**Aim of the exercise:** Count how many lines below include the string "title", and give that number without anything else.

**Given data:**

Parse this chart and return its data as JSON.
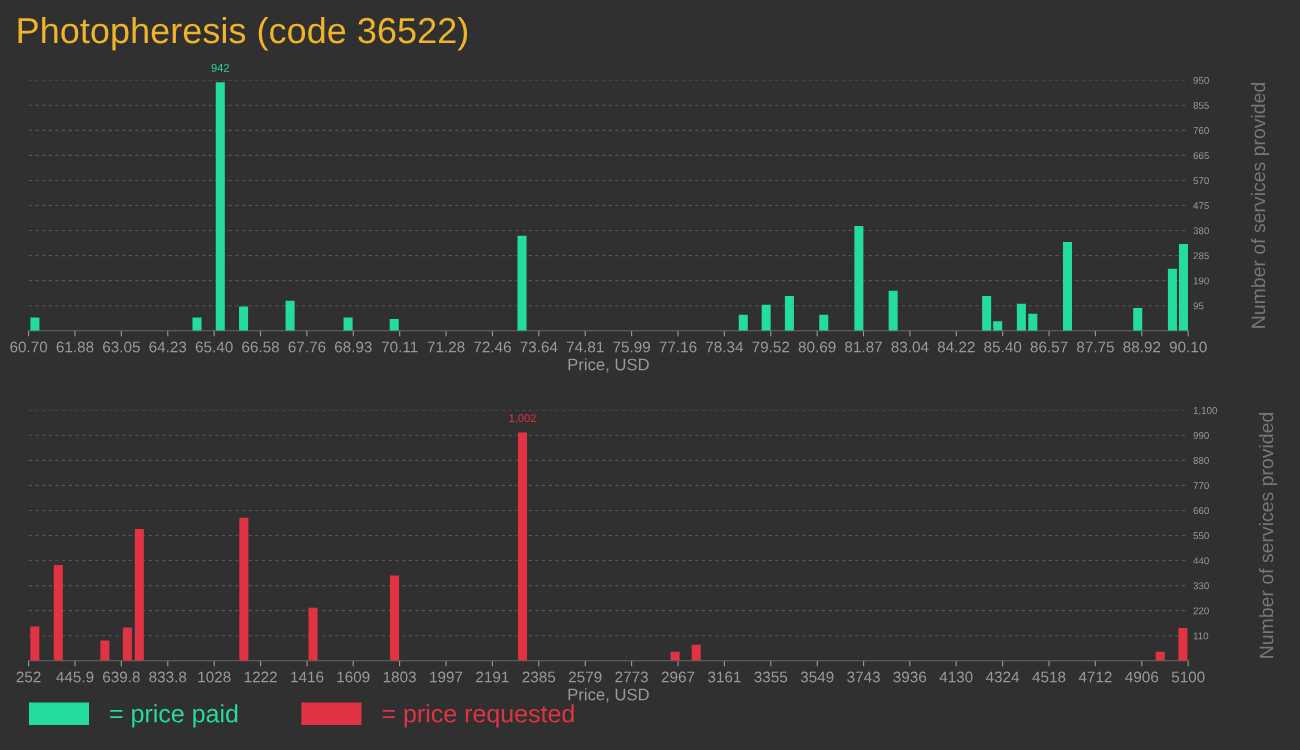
{
  "chart_data": [
    {
      "type": "bar",
      "title": "Photopheresis (code 36522)",
      "xlabel": "Price, USD",
      "ylabel": "Number of services provided",
      "x": [
        60.86,
        64.97,
        65.56,
        66.15,
        67.33,
        68.8,
        69.97,
        73.21,
        78.82,
        79.4,
        79.99,
        80.86,
        81.75,
        82.62,
        84.99,
        85.27,
        85.87,
        86.16,
        87.04,
        88.82,
        89.7,
        89.98
      ],
      "series": [
        {
          "name": "= price paid",
          "color": "#24dc9c",
          "values": [
            50,
            50,
            942,
            92,
            114,
            50,
            45,
            360,
            61,
            99,
            132,
            61,
            397,
            152,
            132,
            36,
            102,
            64,
            337,
            86,
            235,
            329
          ],
          "value_labels": [
            null,
            null,
            "942",
            null,
            null,
            null,
            null,
            null,
            null,
            null,
            null,
            null,
            null,
            null,
            null,
            null,
            null,
            null,
            null,
            null,
            null,
            null
          ]
        }
      ],
      "xlim": [
        60.7,
        90.1
      ],
      "xticks": [
        {
          "value": 60.7,
          "label": "60.70"
        },
        {
          "value": 61.876,
          "label": "61.88"
        },
        {
          "value": 63.052,
          "label": "63.05"
        },
        {
          "value": 64.228,
          "label": "64.23"
        },
        {
          "value": 65.404,
          "label": "65.40"
        },
        {
          "value": 66.58,
          "label": "66.58"
        },
        {
          "value": 67.756,
          "label": "67.76"
        },
        {
          "value": 68.932,
          "label": "68.93"
        },
        {
          "value": 70.108,
          "label": "70.11"
        },
        {
          "value": 71.284,
          "label": "71.28"
        },
        {
          "value": 72.46,
          "label": "72.46"
        },
        {
          "value": 73.636,
          "label": "73.64"
        },
        {
          "value": 74.812,
          "label": "74.81"
        },
        {
          "value": 75.988,
          "label": "75.99"
        },
        {
          "value": 77.164,
          "label": "77.16"
        },
        {
          "value": 78.34,
          "label": "78.34"
        },
        {
          "value": 79.516,
          "label": "79.52"
        },
        {
          "value": 80.692,
          "label": "80.69"
        },
        {
          "value": 81.868,
          "label": "81.87"
        },
        {
          "value": 83.044,
          "label": "83.04"
        },
        {
          "value": 84.22,
          "label": "84.22"
        },
        {
          "value": 85.396,
          "label": "85.40"
        },
        {
          "value": 86.572,
          "label": "86.57"
        },
        {
          "value": 87.748,
          "label": "87.75"
        },
        {
          "value": 88.924,
          "label": "88.92"
        },
        {
          "value": 90.1,
          "label": "90.10"
        }
      ],
      "ylim": [
        0,
        950
      ],
      "yticks": [
        95,
        190,
        285,
        380,
        475,
        570,
        665,
        760,
        855,
        950
      ],
      "grid": "y",
      "legend": "bottom left"
    },
    {
      "type": "bar",
      "xlabel": "Price, USD",
      "ylabel": "Number of services provided",
      "x": [
        278,
        376,
        571,
        665,
        715,
        1152,
        1441,
        1782,
        2317,
        2955,
        3043,
        4983,
        5078
      ],
      "series": [
        {
          "name": "= price requested",
          "color": "#e03444",
          "values": [
            150,
            421,
            89,
            146,
            579,
            628,
            233,
            374,
            1002,
            39,
            70,
            39,
            144
          ],
          "value_labels": [
            null,
            null,
            null,
            null,
            null,
            null,
            null,
            null,
            "1,002",
            null,
            null,
            null,
            null
          ]
        }
      ],
      "xlim": [
        252,
        5100
      ],
      "xticks": [
        252,
        {
          "value": 445.9,
          "label": "445.9"
        },
        {
          "value": 639.8,
          "label": "639.8"
        },
        {
          "value": 833.8,
          "label": "833.8"
        },
        1028,
        1222,
        1416,
        1609,
        1803,
        1997,
        2191,
        2385,
        2579,
        2773,
        2967,
        3161,
        3355,
        3549,
        3743,
        3936,
        4130,
        4324,
        4518,
        4712,
        4906,
        5100
      ],
      "ylim": [
        0,
        1100
      ],
      "yticks": [
        110,
        220,
        330,
        440,
        550,
        660,
        770,
        880,
        990,
        {
          "value": 1100,
          "label": "1,100"
        }
      ],
      "grid": "y",
      "legend": "bottom left"
    }
  ]
}
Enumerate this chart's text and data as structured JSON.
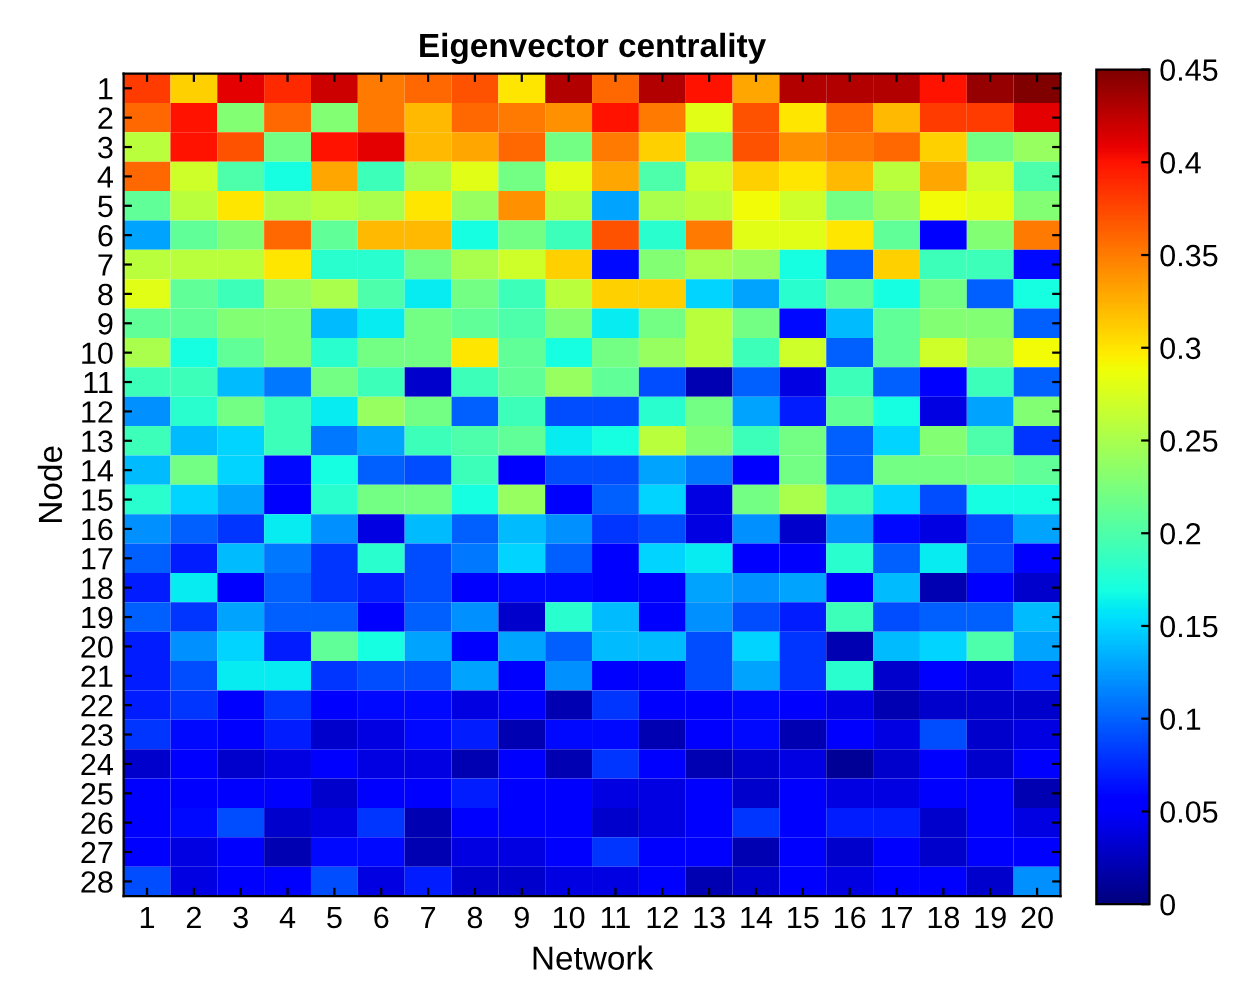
{
  "chart_data": {
    "type": "heatmap",
    "title": "Eigenvector centrality",
    "xlabel": "Network",
    "ylabel": "Node",
    "categories": [
      "1",
      "2",
      "3",
      "4",
      "5",
      "6",
      "7",
      "8",
      "9",
      "10",
      "11",
      "12",
      "13",
      "14",
      "15",
      "16",
      "17",
      "18",
      "19",
      "20"
    ],
    "y_categories": [
      "1",
      "2",
      "3",
      "4",
      "5",
      "6",
      "7",
      "8",
      "9",
      "10",
      "11",
      "12",
      "13",
      "14",
      "15",
      "16",
      "17",
      "18",
      "19",
      "20",
      "21",
      "22",
      "23",
      "24",
      "25",
      "26",
      "27",
      "28"
    ],
    "clim": [
      0,
      0.45
    ],
    "cticks": [
      0,
      0.05,
      0.1,
      0.15,
      0.2,
      0.25,
      0.3,
      0.35,
      0.4,
      0.45
    ],
    "cells": [
      [
        0.38,
        0.31,
        0.41,
        0.39,
        0.42,
        0.35,
        0.36,
        0.37,
        0.3,
        0.43,
        0.36,
        0.43,
        0.4,
        0.33,
        0.43,
        0.43,
        0.43,
        0.4,
        0.44,
        0.45
      ],
      [
        0.36,
        0.4,
        0.23,
        0.36,
        0.23,
        0.35,
        0.32,
        0.36,
        0.35,
        0.34,
        0.4,
        0.35,
        0.28,
        0.37,
        0.3,
        0.36,
        0.32,
        0.38,
        0.38,
        0.41
      ],
      [
        0.26,
        0.4,
        0.37,
        0.22,
        0.4,
        0.41,
        0.32,
        0.33,
        0.36,
        0.22,
        0.35,
        0.31,
        0.22,
        0.37,
        0.34,
        0.35,
        0.36,
        0.31,
        0.22,
        0.24
      ],
      [
        0.36,
        0.27,
        0.2,
        0.17,
        0.33,
        0.19,
        0.25,
        0.28,
        0.22,
        0.28,
        0.33,
        0.2,
        0.27,
        0.31,
        0.3,
        0.32,
        0.26,
        0.33,
        0.27,
        0.2
      ],
      [
        0.21,
        0.26,
        0.3,
        0.25,
        0.26,
        0.25,
        0.3,
        0.24,
        0.34,
        0.26,
        0.13,
        0.25,
        0.26,
        0.29,
        0.27,
        0.22,
        0.24,
        0.29,
        0.28,
        0.23
      ],
      [
        0.13,
        0.21,
        0.23,
        0.36,
        0.21,
        0.32,
        0.32,
        0.17,
        0.22,
        0.19,
        0.37,
        0.18,
        0.35,
        0.28,
        0.28,
        0.3,
        0.21,
        0.05,
        0.23,
        0.35
      ],
      [
        0.26,
        0.26,
        0.26,
        0.3,
        0.18,
        0.18,
        0.22,
        0.25,
        0.27,
        0.31,
        0.06,
        0.23,
        0.25,
        0.24,
        0.17,
        0.1,
        0.31,
        0.19,
        0.19,
        0.06
      ],
      [
        0.28,
        0.21,
        0.19,
        0.24,
        0.25,
        0.2,
        0.16,
        0.22,
        0.19,
        0.26,
        0.31,
        0.31,
        0.15,
        0.13,
        0.18,
        0.21,
        0.17,
        0.22,
        0.1,
        0.17
      ],
      [
        0.21,
        0.21,
        0.23,
        0.23,
        0.14,
        0.16,
        0.22,
        0.21,
        0.2,
        0.23,
        0.16,
        0.22,
        0.26,
        0.22,
        0.06,
        0.14,
        0.21,
        0.23,
        0.23,
        0.1
      ],
      [
        0.25,
        0.17,
        0.21,
        0.23,
        0.18,
        0.22,
        0.22,
        0.3,
        0.21,
        0.17,
        0.22,
        0.24,
        0.26,
        0.19,
        0.27,
        0.1,
        0.21,
        0.27,
        0.24,
        0.29
      ],
      [
        0.19,
        0.19,
        0.14,
        0.11,
        0.22,
        0.19,
        0.03,
        0.19,
        0.21,
        0.24,
        0.21,
        0.09,
        0.02,
        0.1,
        0.04,
        0.19,
        0.1,
        0.05,
        0.19,
        0.1
      ],
      [
        0.12,
        0.18,
        0.22,
        0.19,
        0.16,
        0.24,
        0.22,
        0.1,
        0.19,
        0.09,
        0.09,
        0.18,
        0.22,
        0.13,
        0.07,
        0.21,
        0.17,
        0.04,
        0.13,
        0.23
      ],
      [
        0.19,
        0.14,
        0.15,
        0.19,
        0.11,
        0.13,
        0.19,
        0.2,
        0.21,
        0.16,
        0.17,
        0.26,
        0.23,
        0.19,
        0.22,
        0.1,
        0.15,
        0.23,
        0.2,
        0.08
      ],
      [
        0.14,
        0.22,
        0.15,
        0.06,
        0.17,
        0.1,
        0.09,
        0.19,
        0.05,
        0.09,
        0.09,
        0.13,
        0.11,
        0.05,
        0.22,
        0.1,
        0.22,
        0.22,
        0.22,
        0.21
      ],
      [
        0.18,
        0.15,
        0.13,
        0.05,
        0.18,
        0.22,
        0.22,
        0.17,
        0.24,
        0.05,
        0.1,
        0.15,
        0.04,
        0.22,
        0.25,
        0.19,
        0.15,
        0.09,
        0.17,
        0.17
      ],
      [
        0.12,
        0.1,
        0.08,
        0.16,
        0.12,
        0.04,
        0.14,
        0.1,
        0.14,
        0.12,
        0.08,
        0.09,
        0.04,
        0.12,
        0.03,
        0.12,
        0.06,
        0.04,
        0.09,
        0.13
      ],
      [
        0.1,
        0.07,
        0.14,
        0.11,
        0.08,
        0.18,
        0.09,
        0.11,
        0.15,
        0.1,
        0.05,
        0.15,
        0.16,
        0.05,
        0.05,
        0.18,
        0.1,
        0.16,
        0.09,
        0.05
      ],
      [
        0.07,
        0.16,
        0.05,
        0.1,
        0.08,
        0.07,
        0.09,
        0.05,
        0.06,
        0.06,
        0.05,
        0.05,
        0.13,
        0.12,
        0.13,
        0.05,
        0.14,
        0.02,
        0.05,
        0.03
      ],
      [
        0.1,
        0.08,
        0.13,
        0.1,
        0.1,
        0.05,
        0.1,
        0.12,
        0.03,
        0.18,
        0.14,
        0.05,
        0.12,
        0.09,
        0.07,
        0.19,
        0.09,
        0.1,
        0.1,
        0.14
      ],
      [
        0.07,
        0.12,
        0.15,
        0.07,
        0.21,
        0.17,
        0.13,
        0.05,
        0.13,
        0.1,
        0.14,
        0.14,
        0.09,
        0.15,
        0.08,
        0.02,
        0.14,
        0.15,
        0.2,
        0.13
      ],
      [
        0.07,
        0.09,
        0.16,
        0.16,
        0.08,
        0.09,
        0.09,
        0.13,
        0.05,
        0.12,
        0.05,
        0.05,
        0.09,
        0.13,
        0.08,
        0.18,
        0.03,
        0.05,
        0.04,
        0.07
      ],
      [
        0.07,
        0.08,
        0.05,
        0.08,
        0.05,
        0.06,
        0.06,
        0.04,
        0.05,
        0.02,
        0.08,
        0.05,
        0.05,
        0.06,
        0.05,
        0.04,
        0.02,
        0.03,
        0.03,
        0.03
      ],
      [
        0.08,
        0.06,
        0.05,
        0.07,
        0.03,
        0.04,
        0.06,
        0.07,
        0.02,
        0.06,
        0.06,
        0.02,
        0.05,
        0.06,
        0.02,
        0.05,
        0.04,
        0.09,
        0.03,
        0.04
      ],
      [
        0.03,
        0.05,
        0.03,
        0.04,
        0.05,
        0.04,
        0.04,
        0.02,
        0.05,
        0.02,
        0.08,
        0.05,
        0.02,
        0.03,
        0.04,
        0.01,
        0.03,
        0.05,
        0.03,
        0.05
      ],
      [
        0.05,
        0.05,
        0.05,
        0.05,
        0.03,
        0.05,
        0.05,
        0.07,
        0.05,
        0.05,
        0.04,
        0.04,
        0.05,
        0.03,
        0.05,
        0.04,
        0.04,
        0.05,
        0.05,
        0.02
      ],
      [
        0.05,
        0.06,
        0.09,
        0.03,
        0.04,
        0.08,
        0.02,
        0.05,
        0.05,
        0.05,
        0.03,
        0.04,
        0.05,
        0.08,
        0.05,
        0.07,
        0.07,
        0.03,
        0.05,
        0.04
      ],
      [
        0.05,
        0.04,
        0.05,
        0.02,
        0.06,
        0.06,
        0.02,
        0.04,
        0.04,
        0.05,
        0.08,
        0.05,
        0.05,
        0.02,
        0.05,
        0.03,
        0.05,
        0.03,
        0.05,
        0.05
      ],
      [
        0.09,
        0.04,
        0.05,
        0.05,
        0.09,
        0.04,
        0.07,
        0.03,
        0.03,
        0.04,
        0.04,
        0.05,
        0.02,
        0.03,
        0.05,
        0.04,
        0.05,
        0.05,
        0.03,
        0.12
      ]
    ]
  }
}
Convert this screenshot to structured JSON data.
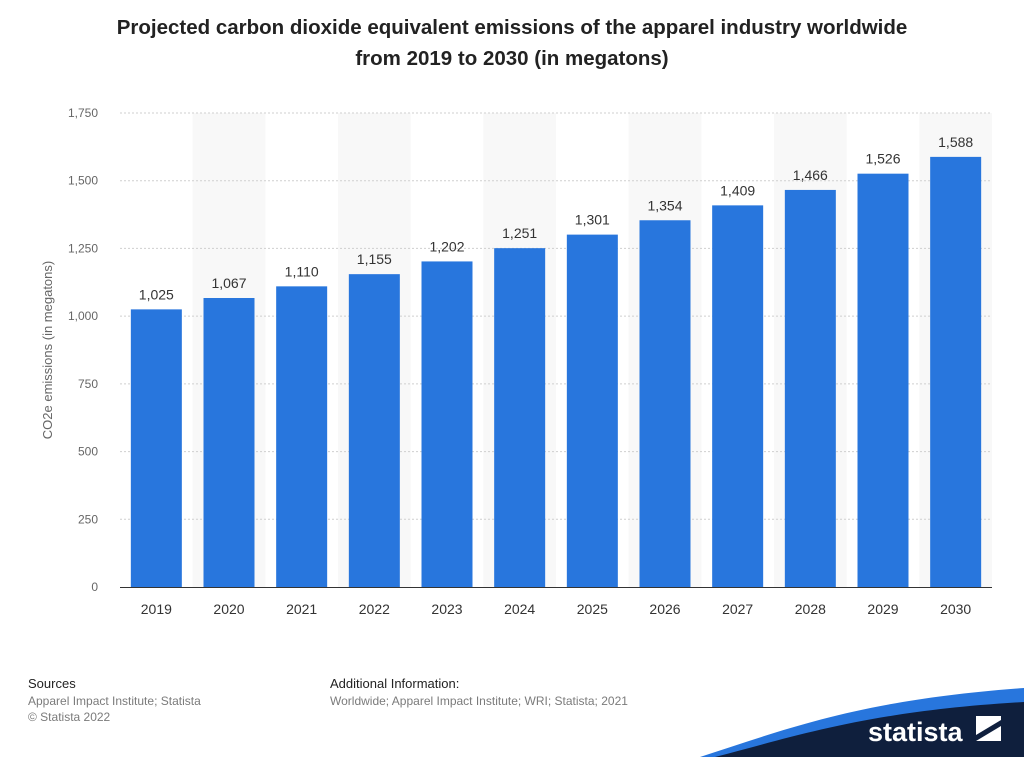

**Solution for this problem:** 2